◆ TASK GOAL
Every line below must be reproduced exactly. Copy them all.

◆ EXERCISE MATERIAL

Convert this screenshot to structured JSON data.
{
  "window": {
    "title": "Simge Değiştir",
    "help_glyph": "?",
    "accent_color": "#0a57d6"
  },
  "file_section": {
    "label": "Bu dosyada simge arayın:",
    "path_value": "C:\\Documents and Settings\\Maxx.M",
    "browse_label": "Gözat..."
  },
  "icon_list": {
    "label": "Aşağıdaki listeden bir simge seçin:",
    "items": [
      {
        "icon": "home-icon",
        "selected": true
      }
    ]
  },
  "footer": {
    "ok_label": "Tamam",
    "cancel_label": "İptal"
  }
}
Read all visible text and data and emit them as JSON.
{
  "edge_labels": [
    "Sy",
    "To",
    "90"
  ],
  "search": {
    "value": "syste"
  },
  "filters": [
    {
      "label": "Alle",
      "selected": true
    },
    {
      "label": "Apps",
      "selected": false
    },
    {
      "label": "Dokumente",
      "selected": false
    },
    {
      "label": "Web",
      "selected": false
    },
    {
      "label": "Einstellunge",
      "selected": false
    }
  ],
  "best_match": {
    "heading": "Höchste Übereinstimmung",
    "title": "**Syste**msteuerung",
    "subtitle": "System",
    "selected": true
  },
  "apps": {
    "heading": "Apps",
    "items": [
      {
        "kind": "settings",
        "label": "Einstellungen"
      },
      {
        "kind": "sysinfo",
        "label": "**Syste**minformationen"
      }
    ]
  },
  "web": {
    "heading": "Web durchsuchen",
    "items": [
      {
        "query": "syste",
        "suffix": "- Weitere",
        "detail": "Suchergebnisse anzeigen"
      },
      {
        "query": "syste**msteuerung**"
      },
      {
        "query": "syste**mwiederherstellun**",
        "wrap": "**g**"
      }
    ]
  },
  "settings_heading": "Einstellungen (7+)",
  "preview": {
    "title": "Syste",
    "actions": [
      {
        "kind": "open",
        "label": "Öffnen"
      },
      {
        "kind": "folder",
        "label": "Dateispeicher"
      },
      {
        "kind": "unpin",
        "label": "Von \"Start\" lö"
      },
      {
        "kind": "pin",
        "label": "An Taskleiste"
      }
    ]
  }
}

◆ FINAL RESULT
Convert this screenshot to structured JSON data.
{
  "window": {
    "title": "Simge Değiştir",
    "help_glyph": "?",
    "accent_color": "#0a57d6"
  },
  "file_section": {
    "label": "Bu dosyada simge arayın:",
    "path_value": "C:\\Documents and Settings\\Maxx.M",
    "browse_label": "Gözat..."
  },
  "icon_list": {
    "label": "Aşağıdaki listeden bir simge seçin:",
    "items": [
      {
        "icon": "home-icon",
        "selected": true
      }
    ]
  },
  "footer": {
    "ok_label": "Tamam",
    "cancel_label": "İptal"
  }
}
Read all visible text and data and emit them as JSON.
{
  "edge_labels": [
    "Sy",
    "To",
    "90"
  ],
  "search": {
    "value": "syste"
  },
  "filters": [
    {
      "label": "Alle",
      "selected": true
    },
    {
      "label": "Apps",
      "selected": false
    },
    {
      "label": "Dokumente",
      "selected": false
    },
    {
      "label": "Web",
      "selected": false
    },
    {
      "label": "Einstellunge",
      "selected": false
    }
  ],
  "best_match": {
    "heading": "Höchste Übereinstimmung",
    "title": "**Syste**msteuerung",
    "subtitle": "System",
    "selected": true
  },
  "apps": {
    "heading": "Apps",
    "items": [
      {
        "kind": "settings",
        "label": "Einstellungen"
      },
      {
        "kind": "sysinfo",
        "label": "**Syste**minformationen"
      }
    ]
  },
  "web": {
    "heading": "Web durchsuchen",
    "items": [
      {
        "query": "syste",
        "suffix": "- Weitere",
        "detail": "Suchergebnisse anzeigen"
      },
      {
        "query": "syste**msteuerung**"
      },
      {
        "query": "syste**mwiederherstellun**",
        "wrap": "**g**"
      }
    ]
  },
  "settings_heading": "Einstellungen (7+)",
  "preview": {
    "title": "Syste",
    "actions": [
      {
        "kind": "open",
        "label": "Öffnen"
      },
      {
        "kind": "folder",
        "label": "Dateispeicher"
      },
      {
        "kind": "unpin",
        "label": "Von \"Start\" lö"
      },
      {
        "kind": "pin",
        "label": "An Taskleiste"
      }
    ]
  }
}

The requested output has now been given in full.